-- Objectif énoncé 1 --
D'après l'extrait sur les taudis urbains, qu'est-ce qui rend illusoire le relèvement du tourisme dans le pays ?
-- Objectif énoncé 2 --
Mettez à jour les enregistrements en remplaçant "y-tick-label" par "y-axis-label", sans rien changer d'autre. Commencez à la ligne qui contient "candle-body <box>353 616 360 624</box>", arrêtez-vous après celle qui contient "candle-body <box>1412 233 1419 261</box>", et ne renvoyez que ces lignes.

─── Extrait

Au-delà des considérations à caractère politique inévitablement sous-jacents à l'existence et au maintien de ces taudis, on ne peut occulter pour autant l’ampleur des effets psychologiques de la déception, de la tristesse et des rancœurs qui ont imprégné le quotidien ces nouveaux migrants urbains. Cette situation nous permet de mieux saisir (pas nécessairement d'accepter!) la multiplicité des visages de la violence ainsi que l'importance impérieuse d'éradiquer ces blessures ouvertes dans nos agglomérations pour le bien-être de tous. Il va sans dire que ce phénomène génère aussi des effets dévastateurs sur la santé des habitants tout en favorisant des promiscuités de toutes sortes telles que les trafics illicites, la violence, le kidnapping et leurs cohortes de misères sociales corollaires. On se rend compte, d'emblée, que les solutions ou les pistes de solution n'interpellent pas seulement des approches de nature urbanistique, mais aussi et surtout, en amont, une volonté politique inflexible appuyée par une solide planification intégrant des équipes multidisciplinaires.
La permanence de cette situation catastrophique rend illusoire le relèvement du tourisme comme levier complémentaire de développement dans le pays.

──────
─── Enregistrements présentés

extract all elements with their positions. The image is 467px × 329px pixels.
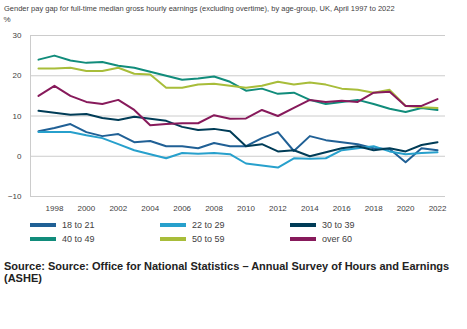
html-text:40 to 49: 40 to 49 bbox=[62, 234, 95, 244]
html-text:Source: Source: Office for Nat: Source: Source: Office for National Stat… bbox=[4, 260, 450, 284]
svg-text:10: 10 bbox=[13, 112, 22, 121]
svg-text:2018: 2018 bbox=[365, 204, 383, 213]
svg-text:2016: 2016 bbox=[333, 204, 351, 213]
svg-text:2014: 2014 bbox=[301, 204, 319, 213]
svg-text:2008: 2008 bbox=[205, 204, 223, 213]
svg-text:0: 0 bbox=[17, 152, 22, 161]
html-text:Gender pay gap for full-time m: Gender pay gap for full-time median gros… bbox=[4, 4, 395, 13]
svg-text:30: 30 bbox=[13, 31, 22, 40]
svg-text:2012: 2012 bbox=[269, 204, 287, 213]
html-text:50 to 59: 50 to 59 bbox=[192, 234, 225, 244]
svg-text:2006: 2006 bbox=[173, 204, 191, 213]
html-text:over 60: over 60 bbox=[322, 234, 352, 244]
html-text:30 to 39: 30 to 39 bbox=[322, 220, 355, 230]
svg-text:2004: 2004 bbox=[141, 204, 159, 213]
svg-text:2002: 2002 bbox=[109, 204, 127, 213]
svg-text:2010: 2010 bbox=[237, 204, 255, 213]
svg-text:20: 20 bbox=[13, 71, 22, 80]
svg-text:%: % bbox=[4, 15, 11, 24]
svg-text:−10: −10 bbox=[8, 192, 22, 201]
svg-text:2000: 2000 bbox=[77, 204, 95, 213]
html-text:22 to 29: 22 to 29 bbox=[192, 220, 225, 230]
html-text:18 to 21: 18 to 21 bbox=[62, 220, 95, 230]
svg-text:1998: 1998 bbox=[46, 204, 64, 213]
svg-text:2022: 2022 bbox=[429, 204, 447, 213]
svg-text:2020: 2020 bbox=[397, 204, 415, 213]
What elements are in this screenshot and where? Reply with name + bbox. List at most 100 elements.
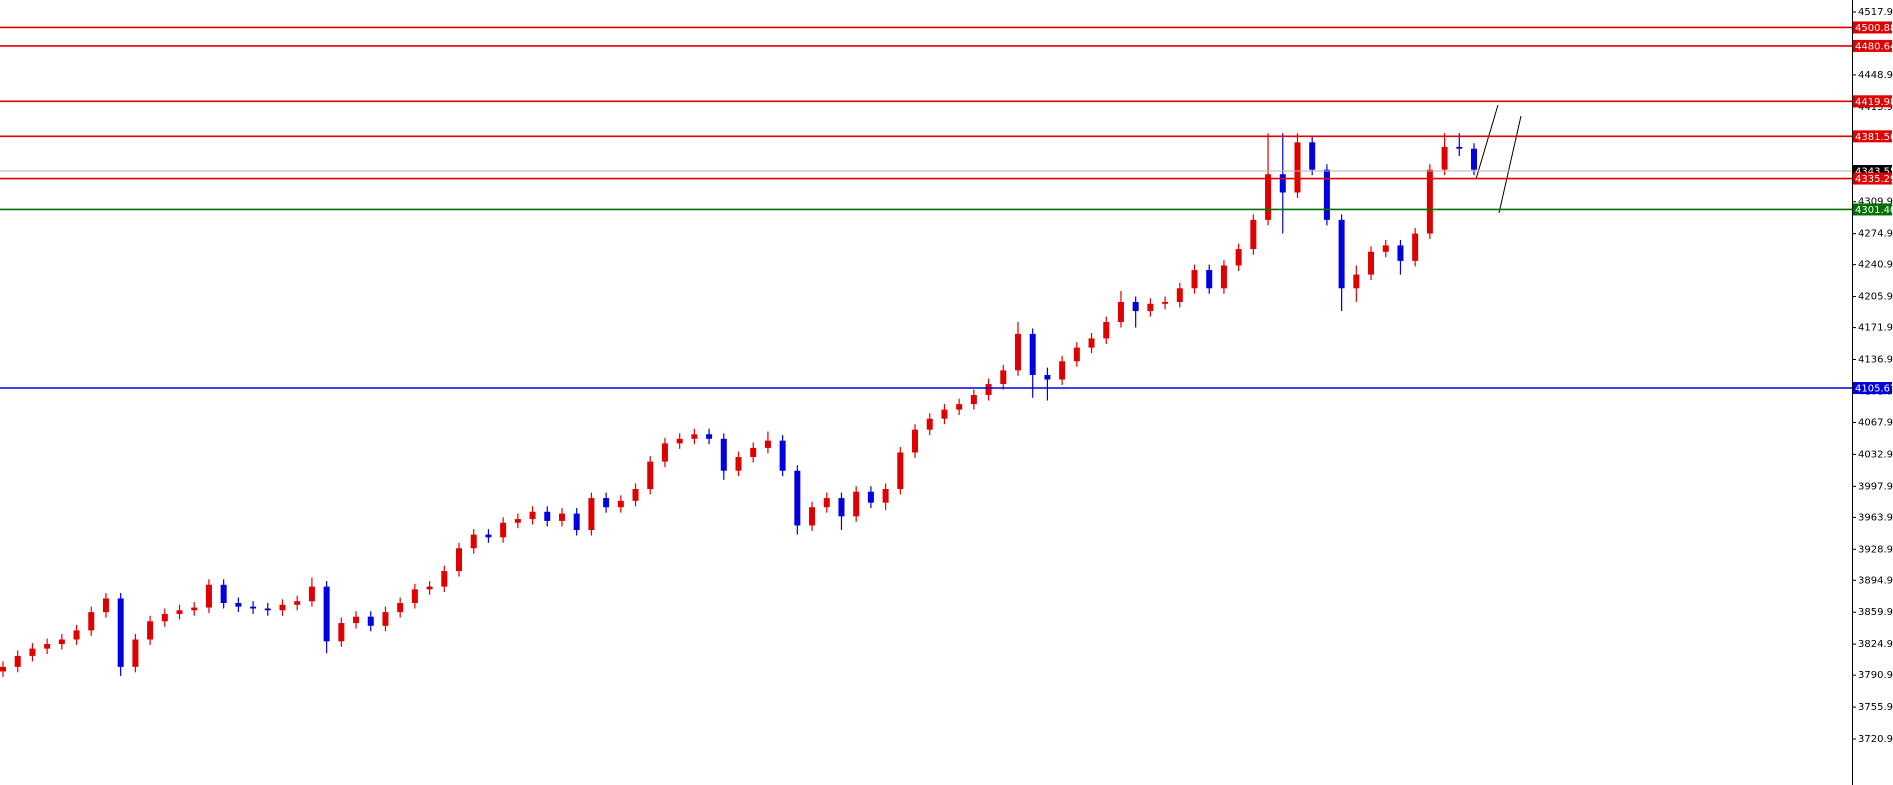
candle-body <box>353 616 360 624</box>
candle-body <box>1014 333 1021 371</box>
candle-body <box>1103 322 1110 339</box>
y-tick-label: 3997.90 <box>1858 481 1893 492</box>
candle-body <box>882 488 889 503</box>
candle-body <box>691 434 698 439</box>
candle-body <box>764 440 771 448</box>
candle-body <box>632 488 639 501</box>
candle-body <box>147 621 154 640</box>
candle-body <box>1412 233 1419 261</box>
y-tick-label: 3824.90 <box>1858 639 1893 650</box>
candle-body <box>250 606 257 609</box>
candle-body <box>838 498 845 517</box>
candle-body <box>0 666 6 672</box>
candle-body <box>661 443 668 462</box>
candle-body <box>102 598 109 613</box>
candle-body <box>985 384 992 396</box>
candle-body <box>1294 142 1301 193</box>
candle-body <box>603 498 610 508</box>
y-tick-label: 4171.90 <box>1858 323 1893 334</box>
candle-body <box>720 438 727 471</box>
candle-body <box>794 470 801 526</box>
trend-line <box>1498 115 1522 214</box>
candle-body <box>382 612 389 626</box>
candle-body <box>58 639 65 645</box>
candle-body <box>426 586 433 590</box>
candle-body <box>73 630 80 640</box>
candle-body <box>294 601 301 605</box>
y-tick-label: 4240.90 <box>1858 260 1893 271</box>
candle-body <box>235 603 242 607</box>
candle-body <box>1426 169 1433 234</box>
candle-body <box>220 584 227 604</box>
candle-body <box>161 613 168 622</box>
level-box <box>1853 172 1892 185</box>
y-tick-label: 4067.90 <box>1858 417 1893 428</box>
candle-body <box>338 623 345 642</box>
level-label: 4301.40 <box>1855 205 1893 216</box>
y-tick-label: 3755.90 <box>1858 702 1893 713</box>
candle-body <box>1073 347 1080 362</box>
y-tick-label: 4309.90 <box>1858 197 1893 208</box>
candle-body <box>529 511 536 520</box>
level-box <box>1853 382 1892 395</box>
candle-body <box>1250 219 1257 250</box>
level-box <box>1853 39 1892 52</box>
candle-body <box>1220 265 1227 289</box>
candle-body <box>500 522 507 538</box>
candle-body <box>132 639 139 667</box>
candle-body <box>1441 146 1448 170</box>
level-label: 4105.67 <box>1855 384 1893 395</box>
candle-body <box>1338 219 1345 289</box>
candle-body <box>279 604 286 611</box>
candle-body <box>470 534 477 549</box>
level-label: 4419.98 <box>1855 97 1893 108</box>
candle-body <box>1000 370 1007 385</box>
candle-body <box>647 461 654 489</box>
candle-body <box>191 607 198 611</box>
candle-body <box>1044 374 1051 380</box>
candle-body <box>29 648 36 656</box>
candle-body <box>676 438 683 444</box>
candle-body <box>367 616 374 626</box>
candle-body <box>14 655 21 667</box>
candle-body <box>912 429 919 453</box>
y-tick-label: 4205.90 <box>1858 292 1893 303</box>
candle-body <box>88 612 95 631</box>
y-tick-label: 4413.90 <box>1858 102 1893 113</box>
candle-body <box>1206 270 1213 289</box>
candle-body <box>117 598 124 667</box>
y-tick-label: 4032.90 <box>1858 449 1893 460</box>
y-tick-label: 4448.90 <box>1858 70 1893 81</box>
candle-body <box>1029 333 1036 375</box>
candle-body <box>323 586 330 642</box>
candle-body <box>485 534 492 538</box>
candle-body <box>558 513 565 521</box>
level-box <box>1853 21 1892 34</box>
level-box <box>1853 130 1892 143</box>
candle-body <box>573 513 580 531</box>
candle-body <box>1382 245 1389 252</box>
candle-body <box>588 498 595 531</box>
candle-body <box>867 491 874 503</box>
y-tick-label: 4274.90 <box>1858 229 1893 240</box>
level-label: 4335.29 <box>1855 174 1893 185</box>
candle-body <box>1132 301 1139 312</box>
candle-body <box>1191 270 1198 289</box>
candle-body <box>1088 338 1095 348</box>
candle-body <box>897 452 904 489</box>
level-box <box>1853 203 1892 216</box>
level-box <box>1853 95 1892 108</box>
candle-body <box>44 644 51 649</box>
candle-body <box>970 395 977 405</box>
candle-body <box>176 610 183 614</box>
y-tick-label: 4136.90 <box>1858 355 1893 366</box>
candle-body <box>853 491 860 517</box>
candle-body <box>750 447 757 458</box>
y-tick-label: 3894.90 <box>1858 575 1893 586</box>
candle-body <box>1456 146 1463 149</box>
candle-body <box>1059 361 1066 380</box>
candle-body <box>456 548 463 572</box>
candle-body <box>1117 301 1124 323</box>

──────

-- Résultat final 1 --
La permanence de cette situation catastrophique.

-- Résultat final 2 --
candle-body <box>353 616 360 624</box>
candle-body <box>1014 333 1021 371</box>
candle-body <box>1103 322 1110 339</box>
y-axis-label: 3997.90 <box>1858 481 1893 492</box>
candle-body <box>882 488 889 503</box>
candle-body <box>691 434 698 439</box>
candle-body <box>764 440 771 448</box>
candle-body <box>632 488 639 501</box>
candle-body <box>147 621 154 640</box>
candle-body <box>1412 233 1419 261</box>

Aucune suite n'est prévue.